Stored data start
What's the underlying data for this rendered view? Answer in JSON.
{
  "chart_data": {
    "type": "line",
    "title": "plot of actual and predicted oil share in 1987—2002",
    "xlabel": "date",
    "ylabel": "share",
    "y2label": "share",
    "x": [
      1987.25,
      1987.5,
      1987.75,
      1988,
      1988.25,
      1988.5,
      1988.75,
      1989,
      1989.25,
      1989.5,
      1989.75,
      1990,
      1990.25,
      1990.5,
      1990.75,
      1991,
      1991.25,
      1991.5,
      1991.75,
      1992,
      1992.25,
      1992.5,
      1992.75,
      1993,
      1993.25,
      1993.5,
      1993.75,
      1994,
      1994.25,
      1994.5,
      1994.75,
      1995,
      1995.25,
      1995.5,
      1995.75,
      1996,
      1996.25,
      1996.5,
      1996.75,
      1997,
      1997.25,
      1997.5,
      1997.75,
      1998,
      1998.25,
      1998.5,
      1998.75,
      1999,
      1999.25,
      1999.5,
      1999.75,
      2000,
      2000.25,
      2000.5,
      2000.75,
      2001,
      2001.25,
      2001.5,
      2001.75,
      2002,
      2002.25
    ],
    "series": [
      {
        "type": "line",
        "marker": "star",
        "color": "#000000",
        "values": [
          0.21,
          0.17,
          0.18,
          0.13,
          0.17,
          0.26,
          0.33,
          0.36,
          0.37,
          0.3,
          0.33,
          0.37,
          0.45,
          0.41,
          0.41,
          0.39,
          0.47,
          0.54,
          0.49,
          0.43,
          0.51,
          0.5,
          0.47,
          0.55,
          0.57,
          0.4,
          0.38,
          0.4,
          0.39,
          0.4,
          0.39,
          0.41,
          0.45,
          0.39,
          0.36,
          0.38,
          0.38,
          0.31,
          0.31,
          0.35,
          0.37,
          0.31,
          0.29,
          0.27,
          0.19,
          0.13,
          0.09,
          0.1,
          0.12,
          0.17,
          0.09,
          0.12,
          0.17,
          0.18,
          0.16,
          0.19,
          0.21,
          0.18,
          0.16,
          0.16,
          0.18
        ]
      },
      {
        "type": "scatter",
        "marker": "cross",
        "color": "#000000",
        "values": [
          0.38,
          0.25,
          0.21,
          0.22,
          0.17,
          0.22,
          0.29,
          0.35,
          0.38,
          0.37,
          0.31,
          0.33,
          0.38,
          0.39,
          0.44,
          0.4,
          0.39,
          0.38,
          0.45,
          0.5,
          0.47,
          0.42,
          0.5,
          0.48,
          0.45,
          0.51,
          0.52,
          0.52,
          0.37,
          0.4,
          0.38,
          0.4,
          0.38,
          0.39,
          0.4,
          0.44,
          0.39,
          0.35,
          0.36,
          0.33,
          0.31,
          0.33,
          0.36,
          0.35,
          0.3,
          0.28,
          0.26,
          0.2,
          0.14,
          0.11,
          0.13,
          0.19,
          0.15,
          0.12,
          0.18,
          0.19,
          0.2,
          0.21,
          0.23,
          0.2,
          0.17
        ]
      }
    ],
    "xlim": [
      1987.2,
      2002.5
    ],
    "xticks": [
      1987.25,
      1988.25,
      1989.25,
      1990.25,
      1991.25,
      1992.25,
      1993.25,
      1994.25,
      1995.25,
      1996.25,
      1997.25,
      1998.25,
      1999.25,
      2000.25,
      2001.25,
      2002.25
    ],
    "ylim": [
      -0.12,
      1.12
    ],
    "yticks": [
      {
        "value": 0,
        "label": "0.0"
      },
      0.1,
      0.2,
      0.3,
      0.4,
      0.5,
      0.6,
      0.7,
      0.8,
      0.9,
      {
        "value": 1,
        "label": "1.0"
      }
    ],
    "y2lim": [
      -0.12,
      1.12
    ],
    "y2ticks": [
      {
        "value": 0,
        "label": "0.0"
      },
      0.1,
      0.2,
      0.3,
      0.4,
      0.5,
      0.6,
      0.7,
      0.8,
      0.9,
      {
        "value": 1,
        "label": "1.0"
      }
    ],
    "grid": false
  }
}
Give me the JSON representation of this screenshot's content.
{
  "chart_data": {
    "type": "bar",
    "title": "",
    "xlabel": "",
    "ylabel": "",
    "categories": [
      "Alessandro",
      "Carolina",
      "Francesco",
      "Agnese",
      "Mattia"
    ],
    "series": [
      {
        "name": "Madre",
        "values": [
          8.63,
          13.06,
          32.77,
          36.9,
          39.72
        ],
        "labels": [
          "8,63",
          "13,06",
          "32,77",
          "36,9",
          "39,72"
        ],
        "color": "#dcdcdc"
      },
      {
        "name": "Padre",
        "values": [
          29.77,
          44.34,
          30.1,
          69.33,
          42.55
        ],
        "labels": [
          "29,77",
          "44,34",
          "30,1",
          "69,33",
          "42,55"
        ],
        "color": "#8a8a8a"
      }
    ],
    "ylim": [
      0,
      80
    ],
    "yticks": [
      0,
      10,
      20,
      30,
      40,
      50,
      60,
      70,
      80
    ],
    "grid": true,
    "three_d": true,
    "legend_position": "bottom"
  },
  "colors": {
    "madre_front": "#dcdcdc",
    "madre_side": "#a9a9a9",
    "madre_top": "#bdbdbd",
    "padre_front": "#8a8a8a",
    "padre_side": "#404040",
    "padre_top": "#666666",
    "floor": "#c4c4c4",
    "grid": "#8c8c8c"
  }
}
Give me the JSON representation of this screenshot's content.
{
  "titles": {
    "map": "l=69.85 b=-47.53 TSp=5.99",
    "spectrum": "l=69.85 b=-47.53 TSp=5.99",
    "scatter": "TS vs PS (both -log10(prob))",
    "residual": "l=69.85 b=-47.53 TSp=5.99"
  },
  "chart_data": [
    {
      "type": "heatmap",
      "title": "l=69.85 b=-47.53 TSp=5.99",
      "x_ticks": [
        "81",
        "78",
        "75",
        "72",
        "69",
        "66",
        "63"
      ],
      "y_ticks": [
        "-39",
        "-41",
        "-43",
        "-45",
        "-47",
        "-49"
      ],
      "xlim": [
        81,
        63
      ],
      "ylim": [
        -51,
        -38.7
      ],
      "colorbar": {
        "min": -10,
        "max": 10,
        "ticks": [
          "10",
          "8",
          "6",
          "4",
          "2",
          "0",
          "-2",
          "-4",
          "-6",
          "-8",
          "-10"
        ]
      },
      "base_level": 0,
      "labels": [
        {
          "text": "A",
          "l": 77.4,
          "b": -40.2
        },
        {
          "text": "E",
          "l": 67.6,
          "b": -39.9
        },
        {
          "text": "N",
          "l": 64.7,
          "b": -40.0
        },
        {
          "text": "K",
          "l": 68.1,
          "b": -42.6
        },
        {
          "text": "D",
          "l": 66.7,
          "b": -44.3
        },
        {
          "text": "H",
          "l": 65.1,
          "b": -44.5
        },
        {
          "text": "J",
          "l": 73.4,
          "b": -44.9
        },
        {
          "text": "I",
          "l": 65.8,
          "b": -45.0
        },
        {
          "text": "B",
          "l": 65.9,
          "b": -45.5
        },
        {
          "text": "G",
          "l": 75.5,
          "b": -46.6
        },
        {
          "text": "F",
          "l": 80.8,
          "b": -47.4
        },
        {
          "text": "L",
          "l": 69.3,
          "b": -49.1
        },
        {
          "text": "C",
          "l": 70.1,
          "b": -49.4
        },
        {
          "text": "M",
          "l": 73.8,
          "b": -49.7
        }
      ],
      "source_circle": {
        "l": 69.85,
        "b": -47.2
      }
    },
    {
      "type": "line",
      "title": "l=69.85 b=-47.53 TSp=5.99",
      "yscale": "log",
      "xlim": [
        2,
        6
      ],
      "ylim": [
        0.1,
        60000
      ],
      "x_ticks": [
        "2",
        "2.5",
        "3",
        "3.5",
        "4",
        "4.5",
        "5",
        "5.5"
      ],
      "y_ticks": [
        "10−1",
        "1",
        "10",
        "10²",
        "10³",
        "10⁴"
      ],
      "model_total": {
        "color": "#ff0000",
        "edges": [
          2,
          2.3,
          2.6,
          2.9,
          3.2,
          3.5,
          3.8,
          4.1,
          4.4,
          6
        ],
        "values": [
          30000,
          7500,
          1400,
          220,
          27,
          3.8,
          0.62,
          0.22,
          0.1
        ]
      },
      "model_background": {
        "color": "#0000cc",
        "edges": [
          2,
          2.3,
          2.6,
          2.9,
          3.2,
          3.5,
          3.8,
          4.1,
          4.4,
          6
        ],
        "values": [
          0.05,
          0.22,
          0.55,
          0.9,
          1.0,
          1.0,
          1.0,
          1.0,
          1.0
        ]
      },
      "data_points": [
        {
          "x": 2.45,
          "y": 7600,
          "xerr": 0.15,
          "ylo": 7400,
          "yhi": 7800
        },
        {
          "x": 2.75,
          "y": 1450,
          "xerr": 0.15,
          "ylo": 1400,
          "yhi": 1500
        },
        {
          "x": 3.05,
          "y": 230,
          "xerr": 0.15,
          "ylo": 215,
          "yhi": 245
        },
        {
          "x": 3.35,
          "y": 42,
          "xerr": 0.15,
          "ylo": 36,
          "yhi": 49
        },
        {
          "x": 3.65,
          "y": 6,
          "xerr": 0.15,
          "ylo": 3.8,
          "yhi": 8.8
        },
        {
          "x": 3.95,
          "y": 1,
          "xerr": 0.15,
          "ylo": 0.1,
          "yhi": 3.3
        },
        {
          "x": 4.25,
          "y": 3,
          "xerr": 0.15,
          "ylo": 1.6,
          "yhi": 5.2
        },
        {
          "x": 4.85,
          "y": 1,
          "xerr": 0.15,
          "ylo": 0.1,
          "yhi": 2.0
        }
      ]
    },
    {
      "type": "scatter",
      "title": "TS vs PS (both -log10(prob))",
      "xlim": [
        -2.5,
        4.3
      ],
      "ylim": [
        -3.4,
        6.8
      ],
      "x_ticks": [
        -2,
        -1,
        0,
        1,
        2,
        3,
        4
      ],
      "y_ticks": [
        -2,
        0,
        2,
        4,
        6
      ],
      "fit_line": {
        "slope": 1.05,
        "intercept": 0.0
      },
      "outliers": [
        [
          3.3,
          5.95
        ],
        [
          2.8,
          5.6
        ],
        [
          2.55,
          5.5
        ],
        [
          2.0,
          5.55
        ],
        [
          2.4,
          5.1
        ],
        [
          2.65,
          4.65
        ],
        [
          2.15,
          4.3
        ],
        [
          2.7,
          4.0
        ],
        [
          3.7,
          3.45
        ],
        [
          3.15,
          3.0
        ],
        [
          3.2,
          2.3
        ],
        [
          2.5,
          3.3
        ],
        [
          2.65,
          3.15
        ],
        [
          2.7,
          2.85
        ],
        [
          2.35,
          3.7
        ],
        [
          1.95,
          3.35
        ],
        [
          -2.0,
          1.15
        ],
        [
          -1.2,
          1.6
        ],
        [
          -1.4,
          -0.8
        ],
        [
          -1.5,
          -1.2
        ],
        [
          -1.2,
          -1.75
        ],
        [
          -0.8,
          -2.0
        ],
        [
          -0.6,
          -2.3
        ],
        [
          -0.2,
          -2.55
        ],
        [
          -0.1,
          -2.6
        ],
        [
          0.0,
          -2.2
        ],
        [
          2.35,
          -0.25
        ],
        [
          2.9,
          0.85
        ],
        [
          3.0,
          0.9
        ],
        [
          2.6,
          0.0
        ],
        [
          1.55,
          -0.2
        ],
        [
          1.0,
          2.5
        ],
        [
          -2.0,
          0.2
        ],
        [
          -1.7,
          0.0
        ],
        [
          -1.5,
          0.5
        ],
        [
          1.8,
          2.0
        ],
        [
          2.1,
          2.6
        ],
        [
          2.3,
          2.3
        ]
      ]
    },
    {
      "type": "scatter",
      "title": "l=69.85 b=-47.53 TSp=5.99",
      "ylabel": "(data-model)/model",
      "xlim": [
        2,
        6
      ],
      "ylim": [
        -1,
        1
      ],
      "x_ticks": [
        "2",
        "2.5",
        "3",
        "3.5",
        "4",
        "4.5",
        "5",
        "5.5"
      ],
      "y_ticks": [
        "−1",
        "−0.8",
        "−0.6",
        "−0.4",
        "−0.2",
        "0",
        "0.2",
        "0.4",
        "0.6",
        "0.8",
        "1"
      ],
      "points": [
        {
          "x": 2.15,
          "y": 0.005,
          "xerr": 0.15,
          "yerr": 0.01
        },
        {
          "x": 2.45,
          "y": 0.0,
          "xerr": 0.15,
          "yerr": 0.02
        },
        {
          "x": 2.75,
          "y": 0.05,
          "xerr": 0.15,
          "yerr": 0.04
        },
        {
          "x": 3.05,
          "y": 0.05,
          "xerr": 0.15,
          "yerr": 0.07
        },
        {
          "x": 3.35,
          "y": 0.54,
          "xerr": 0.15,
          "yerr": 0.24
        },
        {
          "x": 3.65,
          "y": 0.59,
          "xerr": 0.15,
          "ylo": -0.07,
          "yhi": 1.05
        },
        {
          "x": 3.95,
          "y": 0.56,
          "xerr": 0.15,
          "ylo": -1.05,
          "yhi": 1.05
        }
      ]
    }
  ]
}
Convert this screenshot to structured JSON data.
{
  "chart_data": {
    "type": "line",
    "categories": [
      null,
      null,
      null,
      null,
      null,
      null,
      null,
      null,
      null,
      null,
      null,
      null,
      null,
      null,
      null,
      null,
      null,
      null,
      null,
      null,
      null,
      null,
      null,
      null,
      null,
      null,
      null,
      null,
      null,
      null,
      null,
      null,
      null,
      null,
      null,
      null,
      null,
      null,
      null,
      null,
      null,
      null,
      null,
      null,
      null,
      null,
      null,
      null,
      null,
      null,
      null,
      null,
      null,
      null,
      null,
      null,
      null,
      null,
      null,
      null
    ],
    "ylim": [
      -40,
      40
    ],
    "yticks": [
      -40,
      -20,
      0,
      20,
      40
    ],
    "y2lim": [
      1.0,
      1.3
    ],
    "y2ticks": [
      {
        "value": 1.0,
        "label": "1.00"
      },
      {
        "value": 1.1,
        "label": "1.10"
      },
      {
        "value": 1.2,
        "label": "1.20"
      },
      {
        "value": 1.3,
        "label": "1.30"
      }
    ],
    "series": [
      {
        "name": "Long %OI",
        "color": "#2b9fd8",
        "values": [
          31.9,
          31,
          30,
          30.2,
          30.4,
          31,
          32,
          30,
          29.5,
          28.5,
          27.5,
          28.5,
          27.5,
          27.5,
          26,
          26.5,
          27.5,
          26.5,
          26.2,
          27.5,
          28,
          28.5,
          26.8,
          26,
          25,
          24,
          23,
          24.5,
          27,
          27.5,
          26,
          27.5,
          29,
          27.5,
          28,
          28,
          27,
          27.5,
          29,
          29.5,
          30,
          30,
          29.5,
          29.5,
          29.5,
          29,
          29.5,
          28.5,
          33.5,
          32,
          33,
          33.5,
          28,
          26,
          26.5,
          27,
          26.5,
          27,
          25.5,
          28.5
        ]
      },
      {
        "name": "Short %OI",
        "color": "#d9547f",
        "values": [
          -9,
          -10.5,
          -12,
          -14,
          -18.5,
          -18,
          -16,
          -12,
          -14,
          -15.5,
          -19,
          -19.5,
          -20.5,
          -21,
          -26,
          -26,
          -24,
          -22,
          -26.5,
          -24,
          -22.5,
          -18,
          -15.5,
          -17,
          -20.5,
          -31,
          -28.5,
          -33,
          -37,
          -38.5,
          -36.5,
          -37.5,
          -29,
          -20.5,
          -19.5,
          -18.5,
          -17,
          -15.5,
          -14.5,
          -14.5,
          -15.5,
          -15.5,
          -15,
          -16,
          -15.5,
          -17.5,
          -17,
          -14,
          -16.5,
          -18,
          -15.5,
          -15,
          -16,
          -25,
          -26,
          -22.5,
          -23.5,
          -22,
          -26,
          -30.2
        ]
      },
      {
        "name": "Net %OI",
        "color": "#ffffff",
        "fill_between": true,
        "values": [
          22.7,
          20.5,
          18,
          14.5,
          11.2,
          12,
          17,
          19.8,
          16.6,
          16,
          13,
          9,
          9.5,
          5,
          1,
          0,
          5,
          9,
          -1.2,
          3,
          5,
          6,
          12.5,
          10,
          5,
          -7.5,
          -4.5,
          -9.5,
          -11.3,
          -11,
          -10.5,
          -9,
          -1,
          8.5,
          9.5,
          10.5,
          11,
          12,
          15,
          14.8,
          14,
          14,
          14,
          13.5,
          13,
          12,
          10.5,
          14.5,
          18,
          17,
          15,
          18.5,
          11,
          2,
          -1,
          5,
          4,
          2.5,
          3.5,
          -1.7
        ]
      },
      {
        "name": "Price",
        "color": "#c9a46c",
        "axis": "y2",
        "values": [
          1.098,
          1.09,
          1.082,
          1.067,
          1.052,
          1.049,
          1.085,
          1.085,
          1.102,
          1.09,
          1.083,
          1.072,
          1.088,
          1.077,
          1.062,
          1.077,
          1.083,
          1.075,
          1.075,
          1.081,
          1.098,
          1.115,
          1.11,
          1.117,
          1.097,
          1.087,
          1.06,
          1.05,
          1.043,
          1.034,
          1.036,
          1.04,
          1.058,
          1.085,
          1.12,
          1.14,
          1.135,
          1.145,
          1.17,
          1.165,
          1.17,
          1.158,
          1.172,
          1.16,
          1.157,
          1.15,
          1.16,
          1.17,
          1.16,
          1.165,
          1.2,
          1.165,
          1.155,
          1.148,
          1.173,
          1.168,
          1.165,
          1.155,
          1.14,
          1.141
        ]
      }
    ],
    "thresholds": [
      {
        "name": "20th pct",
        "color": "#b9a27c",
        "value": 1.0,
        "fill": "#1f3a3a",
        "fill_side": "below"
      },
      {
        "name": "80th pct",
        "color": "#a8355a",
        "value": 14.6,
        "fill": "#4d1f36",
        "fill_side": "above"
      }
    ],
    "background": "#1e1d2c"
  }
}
Stored data end
Written instruction: Return each line where "both" shows up.

Written solution:
    "scatter": "TS vs PS (both -log10(prob))",
      "title": "TS vs PS (both -log10(prob))",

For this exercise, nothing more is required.